— start PROVIDED DATA —

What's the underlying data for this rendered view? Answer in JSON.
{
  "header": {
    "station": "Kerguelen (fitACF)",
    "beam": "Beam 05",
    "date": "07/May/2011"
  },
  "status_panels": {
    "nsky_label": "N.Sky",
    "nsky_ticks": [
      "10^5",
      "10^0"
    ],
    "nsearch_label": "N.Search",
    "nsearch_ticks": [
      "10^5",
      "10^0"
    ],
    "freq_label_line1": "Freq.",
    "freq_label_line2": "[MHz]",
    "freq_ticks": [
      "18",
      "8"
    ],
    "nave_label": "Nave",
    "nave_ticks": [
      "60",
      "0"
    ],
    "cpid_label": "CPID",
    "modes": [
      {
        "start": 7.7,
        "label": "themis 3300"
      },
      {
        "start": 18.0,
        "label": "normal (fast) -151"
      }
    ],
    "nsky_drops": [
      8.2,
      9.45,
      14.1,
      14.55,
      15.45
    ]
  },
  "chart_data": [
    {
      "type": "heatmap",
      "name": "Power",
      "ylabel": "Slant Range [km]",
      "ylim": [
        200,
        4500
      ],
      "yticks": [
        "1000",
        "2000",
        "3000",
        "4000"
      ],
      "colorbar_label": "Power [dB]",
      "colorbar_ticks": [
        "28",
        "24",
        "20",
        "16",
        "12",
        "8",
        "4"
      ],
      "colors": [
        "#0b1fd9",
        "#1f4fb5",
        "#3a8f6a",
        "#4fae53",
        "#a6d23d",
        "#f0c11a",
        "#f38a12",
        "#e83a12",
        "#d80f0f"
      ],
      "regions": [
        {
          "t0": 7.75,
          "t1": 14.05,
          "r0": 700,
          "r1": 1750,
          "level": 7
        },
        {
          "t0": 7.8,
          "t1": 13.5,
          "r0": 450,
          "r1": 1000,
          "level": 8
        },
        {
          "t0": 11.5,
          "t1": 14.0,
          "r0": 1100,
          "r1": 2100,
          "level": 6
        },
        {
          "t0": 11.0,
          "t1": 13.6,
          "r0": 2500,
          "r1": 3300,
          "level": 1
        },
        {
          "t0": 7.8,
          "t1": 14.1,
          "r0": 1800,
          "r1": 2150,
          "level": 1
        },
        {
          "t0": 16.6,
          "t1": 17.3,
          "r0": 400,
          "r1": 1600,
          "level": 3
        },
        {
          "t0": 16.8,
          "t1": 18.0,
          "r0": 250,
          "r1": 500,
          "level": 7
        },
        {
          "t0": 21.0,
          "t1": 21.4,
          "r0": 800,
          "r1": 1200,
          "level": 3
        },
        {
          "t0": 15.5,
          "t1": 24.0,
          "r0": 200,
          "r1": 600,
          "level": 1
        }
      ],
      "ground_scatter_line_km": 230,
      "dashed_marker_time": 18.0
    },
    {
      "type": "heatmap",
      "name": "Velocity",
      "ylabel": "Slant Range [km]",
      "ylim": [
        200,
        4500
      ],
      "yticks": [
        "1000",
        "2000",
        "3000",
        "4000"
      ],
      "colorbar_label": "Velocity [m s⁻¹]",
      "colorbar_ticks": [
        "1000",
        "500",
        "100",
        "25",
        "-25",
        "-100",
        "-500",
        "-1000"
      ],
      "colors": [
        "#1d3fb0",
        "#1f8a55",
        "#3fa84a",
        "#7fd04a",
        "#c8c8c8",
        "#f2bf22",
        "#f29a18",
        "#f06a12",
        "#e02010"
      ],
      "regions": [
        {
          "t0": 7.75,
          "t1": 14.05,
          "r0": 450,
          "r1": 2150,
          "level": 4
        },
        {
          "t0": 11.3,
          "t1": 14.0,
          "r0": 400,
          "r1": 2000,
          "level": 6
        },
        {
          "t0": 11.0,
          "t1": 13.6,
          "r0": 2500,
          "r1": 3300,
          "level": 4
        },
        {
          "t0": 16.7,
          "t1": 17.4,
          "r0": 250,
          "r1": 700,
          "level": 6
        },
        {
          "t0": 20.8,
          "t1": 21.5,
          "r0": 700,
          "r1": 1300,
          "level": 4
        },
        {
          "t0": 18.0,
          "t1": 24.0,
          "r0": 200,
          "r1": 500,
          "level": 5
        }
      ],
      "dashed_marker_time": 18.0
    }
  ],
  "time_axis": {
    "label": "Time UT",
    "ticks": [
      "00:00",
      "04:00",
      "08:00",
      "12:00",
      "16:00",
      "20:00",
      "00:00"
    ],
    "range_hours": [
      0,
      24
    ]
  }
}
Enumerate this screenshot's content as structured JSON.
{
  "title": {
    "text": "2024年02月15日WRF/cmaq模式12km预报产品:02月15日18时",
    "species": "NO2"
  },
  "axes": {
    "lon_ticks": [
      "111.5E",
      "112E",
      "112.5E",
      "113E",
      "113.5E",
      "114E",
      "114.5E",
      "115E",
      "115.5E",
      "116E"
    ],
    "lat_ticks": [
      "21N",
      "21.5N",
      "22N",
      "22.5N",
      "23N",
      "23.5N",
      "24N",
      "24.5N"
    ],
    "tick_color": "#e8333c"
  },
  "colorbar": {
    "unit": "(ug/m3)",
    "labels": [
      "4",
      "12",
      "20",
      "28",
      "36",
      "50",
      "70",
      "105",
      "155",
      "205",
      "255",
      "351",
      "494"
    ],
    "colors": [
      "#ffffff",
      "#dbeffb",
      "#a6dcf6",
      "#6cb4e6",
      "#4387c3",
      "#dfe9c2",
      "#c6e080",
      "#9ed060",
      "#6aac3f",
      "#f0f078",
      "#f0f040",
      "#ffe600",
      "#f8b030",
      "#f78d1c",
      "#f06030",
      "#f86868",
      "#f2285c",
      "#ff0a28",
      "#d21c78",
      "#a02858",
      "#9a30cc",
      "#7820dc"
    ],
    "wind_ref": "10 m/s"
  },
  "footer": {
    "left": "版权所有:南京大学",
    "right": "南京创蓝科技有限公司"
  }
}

— end PROVIDED DATA —

## STATED PROBLEM
Using the material above, extract the line that contains "Enumerate this screenshot's" and every line after it, exactly as given; stop at the last line.

## TASK OUTPUT
Enumerate this screenshot's content as structured JSON.
{
  "title": {
    "text": "2024年02月15日WRF/cmaq模式12km预报产品:02月15日18时",
    "species": "NO2"
  },
  "axes": {
    "lon_ticks": [
      "111.5E",
      "112E",
      "112.5E",
      "113E",
      "113.5E",
      "114E",
      "114.5E",
      "115E",
      "115.5E",
      "116E"
    ],
    "lat_ticks": [
      "21N",
      "21.5N",
      "22N",
      "22.5N",
      "23N",
      "23.5N",
      "24N",
      "24.5N"
    ],
    "tick_color": "#e8333c"
  },
  "colorbar": {
    "unit": "(ug/m3)",
    "labels": [
      "4",
      "12",
      "20",
      "28",
      "36",
      "50",
      "70",
      "105",
      "155",
      "205",
      "255",
      "351",
      "494"
    ],
    "colors": [
      "#ffffff",
      "#dbeffb",
      "#a6dcf6",
      "#6cb4e6",
      "#4387c3",
      "#dfe9c2",
      "#c6e080",
      "#9ed060",
      "#6aac3f",
      "#f0f078",
      "#f0f040",
      "#ffe600",
      "#f8b030",
      "#f78d1c",
      "#f06030",
      "#f86868",
      "#f2285c",
      "#ff0a28",
      "#d21c78",
      "#a02858",
      "#9a30cc",
      "#7820dc"
    ],
    "wind_ref": "10 m/s"
  },
  "footer": {
    "left": "版权所有:南京大学",
    "right": "南京创蓝科技有限公司"
  }
}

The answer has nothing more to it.